:: What is asked ::
Each entry that follows is to be retyped exactly. Pictures do not belong in the copy.

:: Supplied information ::
[start]
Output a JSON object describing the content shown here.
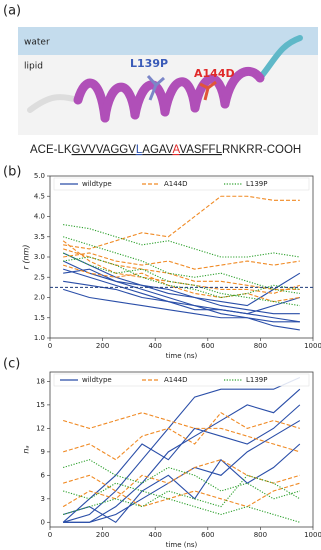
{
  "panel_labels": [
    "(a)",
    "(b)",
    "(c)"
  ],
  "panel_a": {
    "water": "water",
    "lipid": "lipid",
    "mutation_1": "L139P",
    "mutation_2": "A144D",
    "sequence": {
      "prefix": "ACE-LK",
      "core_1": "GVVVAGGV",
      "mut_1": "L",
      "core_2": "AGAV",
      "mut_2": "A",
      "core_3": "VASFFL",
      "suffix": "RNKRR-COOH"
    }
  },
  "chart_data": [
    {
      "type": "line",
      "xlabel": "time (ns)",
      "ylabel": "r (nm)",
      "legend": "top",
      "xlim": [
        0,
        1000
      ],
      "xticks": [
        0,
        200,
        400,
        600,
        800,
        1000
      ],
      "ylim": [
        1.0,
        5.0
      ],
      "yticks": [
        {
          "value": 1.0,
          "label": "1.0"
        },
        1.5,
        {
          "value": 2.0,
          "label": "2.0"
        },
        2.5,
        {
          "value": 3.0,
          "label": "3.0"
        },
        3.5,
        {
          "value": 4.0,
          "label": "4.0"
        },
        4.5,
        {
          "value": 5.0,
          "label": "5.0"
        }
      ],
      "reference_line": 2.25,
      "x": [
        50,
        150,
        250,
        350,
        450,
        550,
        650,
        750,
        850,
        950
      ],
      "series": [
        {
          "name": "wildtype",
          "color": "#2a4ea8",
          "style": "solid",
          "runs": [
            [
              2.9,
              2.6,
              2.4,
              2.2,
              2.0,
              1.8,
              1.7,
              1.6,
              1.5,
              1.4
            ],
            [
              2.7,
              2.5,
              2.3,
              2.1,
              1.9,
              1.8,
              1.6,
              1.5,
              1.3,
              1.2
            ],
            [
              2.4,
              2.3,
              2.2,
              2.0,
              1.9,
              1.7,
              1.7,
              1.6,
              1.8,
              2.0
            ],
            [
              3.1,
              2.8,
              2.5,
              2.3,
              2.1,
              2.0,
              1.9,
              1.8,
              2.2,
              2.6
            ],
            [
              2.2,
              2.0,
              1.9,
              1.8,
              1.7,
              1.6,
              1.5,
              1.5,
              1.4,
              1.4
            ],
            [
              2.6,
              2.7,
              2.4,
              2.3,
              2.2,
              2.0,
              1.8,
              1.7,
              1.6,
              1.6
            ]
          ]
        },
        {
          "name": "A144D",
          "color": "#f08a24",
          "style": "dashed",
          "runs": [
            [
              3.3,
              3.2,
              3.4,
              3.6,
              3.5,
              4.0,
              4.5,
              4.5,
              4.4,
              4.4
            ],
            [
              3.0,
              3.1,
              2.9,
              2.8,
              2.9,
              2.7,
              2.8,
              2.9,
              2.8,
              2.9
            ],
            [
              3.4,
              2.9,
              2.6,
              2.5,
              2.4,
              2.3,
              2.2,
              2.2,
              2.1,
              2.3
            ],
            [
              2.8,
              2.6,
              2.5,
              2.6,
              2.3,
              2.1,
              2.0,
              2.1,
              1.9,
              2.0
            ],
            [
              3.2,
              3.0,
              2.8,
              2.7,
              2.6,
              2.4,
              2.4,
              2.3,
              2.2,
              2.2
            ]
          ]
        },
        {
          "name": "L139P",
          "color": "#2ca02c",
          "style": "dotted",
          "runs": [
            [
              3.8,
              3.7,
              3.5,
              3.3,
              3.4,
              3.2,
              3.0,
              3.0,
              3.1,
              3.0
            ],
            [
              3.5,
              3.3,
              3.1,
              2.9,
              2.6,
              2.5,
              2.6,
              2.4,
              2.2,
              2.1
            ],
            [
              3.1,
              2.8,
              2.6,
              2.7,
              2.4,
              2.3,
              2.1,
              2.0,
              1.9,
              1.8
            ],
            [
              2.9,
              3.0,
              2.8,
              2.5,
              2.3,
              2.2,
              2.0,
              2.1,
              2.3,
              2.2
            ]
          ]
        }
      ]
    },
    {
      "type": "line",
      "xlabel": "time (ns)",
      "ylabel": "nₐ",
      "legend": "top",
      "xlim": [
        0,
        1000
      ],
      "xticks": [
        0,
        200,
        400,
        600,
        800,
        1000
      ],
      "ylim": [
        -0.6,
        19.2
      ],
      "yticks": [
        0,
        3,
        6,
        9,
        12,
        15,
        18
      ],
      "x": [
        50,
        150,
        250,
        350,
        450,
        550,
        650,
        750,
        850,
        950
      ],
      "series": [
        {
          "name": "wildtype",
          "color": "#2a4ea8",
          "style": "solid",
          "runs": [
            [
              0,
              1,
              4,
              8,
              12,
              16,
              17,
              17,
              17,
              18.5
            ],
            [
              0,
              0,
              2,
              5,
              9,
              11,
              13,
              15,
              14,
              17
            ],
            [
              0,
              3,
              6,
              10,
              8,
              12,
              11,
              10,
              12,
              15
            ],
            [
              0,
              0,
              1,
              3,
              5,
              7,
              6,
              9,
              11,
              13
            ],
            [
              1,
              2,
              0,
              4,
              6,
              3,
              8,
              5,
              7,
              10
            ]
          ]
        },
        {
          "name": "A144D",
          "color": "#f08a24",
          "style": "dashed",
          "runs": [
            [
              13,
              12,
              13,
              14,
              13,
              12,
              12,
              11,
              10,
              9
            ],
            [
              9,
              10,
              8,
              11,
              12,
              10,
              14,
              12,
              13,
              12
            ],
            [
              2,
              4,
              3,
              6,
              5,
              7,
              8,
              6,
              5,
              6
            ],
            [
              5,
              6,
              4,
              2,
              3,
              4,
              3,
              2,
              4,
              5
            ]
          ]
        },
        {
          "name": "L139P",
          "color": "#2ca02c",
          "style": "dotted",
          "runs": [
            [
              7,
              8,
              6,
              5,
              7,
              6,
              4,
              5,
              3,
              4
            ],
            [
              1,
              2,
              3,
              2,
              4,
              3,
              2,
              6,
              5,
              3
            ],
            [
              4,
              3,
              5,
              4,
              3,
              2,
              1,
              2,
              1,
              0
            ]
          ]
        }
      ]
    }
  ]
}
[end]
:: Task answer ::
Output a JSON object describing the content shown here.
{
  "panel_labels": [
    "(a)",
    "(b)",
    "(c)"
  ],
  "panel_a": {
    "water": "water",
    "lipid": "lipid",
    "mutation_1": "L139P",
    "mutation_2": "A144D",
    "sequence": {
      "prefix": "ACE-LK",
      "core_1": "GVVVAGGV",
      "mut_1": "L",
      "core_2": "AGAV",
      "mut_2": "A",
      "core_3": "VASFFL",
      "suffix": "RNKRR-COOH"
    }
  },
  "chart_data": [
    {
      "type": "line",
      "xlabel": "time (ns)",
      "ylabel": "r (nm)",
      "legend": "top",
      "xlim": [
        0,
        1000
      ],
      "xticks": [
        0,
        200,
        400,
        600,
        800,
        1000
      ],
      "ylim": [
        1.0,
        5.0
      ],
      "yticks": [
        {
          "value": 1.0,
          "label": "1.0"
        },
        1.5,
        {
          "value": 2.0,
          "label": "2.0"
        },
        2.5,
        {
          "value": 3.0,
          "label": "3.0"
        },
        3.5,
        {
          "value": 4.0,
          "label": "4.0"
        },
        4.5,
        {
          "value": 5.0,
          "label": "5.0"
        }
      ],
      "reference_line": 2.25,
      "x": [
        50,
        150,
        250,
        350,
        450,
        550,
        650,
        750,
        850,
        950
      ],
      "series": [
        {
          "name": "wildtype",
          "color": "#2a4ea8",
          "style": "solid",
          "runs": [
            [
              2.9,
              2.6,
              2.4,
              2.2,
              2.0,
              1.8,
              1.7,
              1.6,
              1.5,
              1.4
            ],
            [
              2.7,
              2.5,
              2.3,
              2.1,
              1.9,
              1.8,
              1.6,
              1.5,
              1.3,
              1.2
            ],
            [
              2.4,
              2.3,
              2.2,
              2.0,
              1.9,
              1.7,
              1.7,
              1.6,
              1.8,
              2.0
            ],
            [
              3.1,
              2.8,
              2.5,
              2.3,
              2.1,
              2.0,
              1.9,
              1.8,
              2.2,
              2.6
            ],
            [
              2.2,
              2.0,
              1.9,
              1.8,
              1.7,
              1.6,
              1.5,
              1.5,
              1.4,
              1.4
            ],
            [
              2.6,
              2.7,
              2.4,
              2.3,
              2.2,
              2.0,
              1.8,
              1.7,
              1.6,
              1.6
            ]
          ]
        },
        {
          "name": "A144D",
          "color": "#f08a24",
          "style": "dashed",
          "runs": [
            [
              3.3,
              3.2,
              3.4,
              3.6,
              3.5,
              4.0,
              4.5,
              4.5,
              4.4,
              4.4
            ],
            [
              3.0,
              3.1,
              2.9,
              2.8,
              2.9,
              2.7,
              2.8,
              2.9,
              2.8,
              2.9
            ],
            [
              3.4,
              2.9,
              2.6,
              2.5,
              2.4,
              2.3,
              2.2,
              2.2,
              2.1,
              2.3
            ],
            [
              2.8,
              2.6,
              2.5,
              2.6,
              2.3,
              2.1,
              2.0,
              2.1,
              1.9,
              2.0
            ],
            [
              3.2,
              3.0,
              2.8,
              2.7,
              2.6,
              2.4,
              2.4,
              2.3,
              2.2,
              2.2
            ]
          ]
        },
        {
          "name": "L139P",
          "color": "#2ca02c",
          "style": "dotted",
          "runs": [
            [
              3.8,
              3.7,
              3.5,
              3.3,
              3.4,
              3.2,
              3.0,
              3.0,
              3.1,
              3.0
            ],
            [
              3.5,
              3.3,
              3.1,
              2.9,
              2.6,
              2.5,
              2.6,
              2.4,
              2.2,
              2.1
            ],
            [
              3.1,
              2.8,
              2.6,
              2.7,
              2.4,
              2.3,
              2.1,
              2.0,
              1.9,
              1.8
            ],
            [
              2.9,
              3.0,
              2.8,
              2.5,
              2.3,
              2.2,
              2.0,
              2.1,
              2.3,
              2.2
            ]
          ]
        }
      ]
    },
    {
      "type": "line",
      "xlabel": "time (ns)",
      "ylabel": "nₐ",
      "legend": "top",
      "xlim": [
        0,
        1000
      ],
      "xticks": [
        0,
        200,
        400,
        600,
        800,
        1000
      ],
      "ylim": [
        -0.6,
        19.2
      ],
      "yticks": [
        0,
        3,
        6,
        9,
        12,
        15,
        18
      ],
      "x": [
        50,
        150,
        250,
        350,
        450,
        550,
        650,
        750,
        850,
        950
      ],
      "series": [
        {
          "name": "wildtype",
          "color": "#2a4ea8",
          "style": "solid",
          "runs": [
            [
              0,
              1,
              4,
              8,
              12,
              16,
              17,
              17,
              17,
              18.5
            ],
            [
              0,
              0,
              2,
              5,
              9,
              11,
              13,
              15,
              14,
              17
            ],
            [
              0,
              3,
              6,
              10,
              8,
              12,
              11,
              10,
              12,
              15
            ],
            [
              0,
              0,
              1,
              3,
              5,
              7,
              6,
              9,
              11,
              13
            ],
            [
              1,
              2,
              0,
              4,
              6,
              3,
              8,
              5,
              7,
              10
            ]
          ]
        },
        {
          "name": "A144D",
          "color": "#f08a24",
          "style": "dashed",
          "runs": [
            [
              13,
              12,
              13,
              14,
              13,
              12,
              12,
              11,
              10,
              9
            ],
            [
              9,
              10,
              8,
              11,
              12,
              10,
              14,
              12,
              13,
              12
            ],
            [
              2,
              4,
              3,
              6,
              5,
              7,
              8,
              6,
              5,
              6
            ],
            [
              5,
              6,
              4,
              2,
              3,
              4,
              3,
              2,
              4,
              5
            ]
          ]
        },
        {
          "name": "L139P",
          "color": "#2ca02c",
          "style": "dotted",
          "runs": [
            [
              7,
              8,
              6,
              5,
              7,
              6,
              4,
              5,
              3,
              4
            ],
            [
              1,
              2,
              3,
              2,
              4,
              3,
              2,
              6,
              5,
              3
            ],
            [
              4,
              3,
              5,
              4,
              3,
              2,
              1,
              2,
              1,
              0
            ]
          ]
        }
      ]
    }
  ]
}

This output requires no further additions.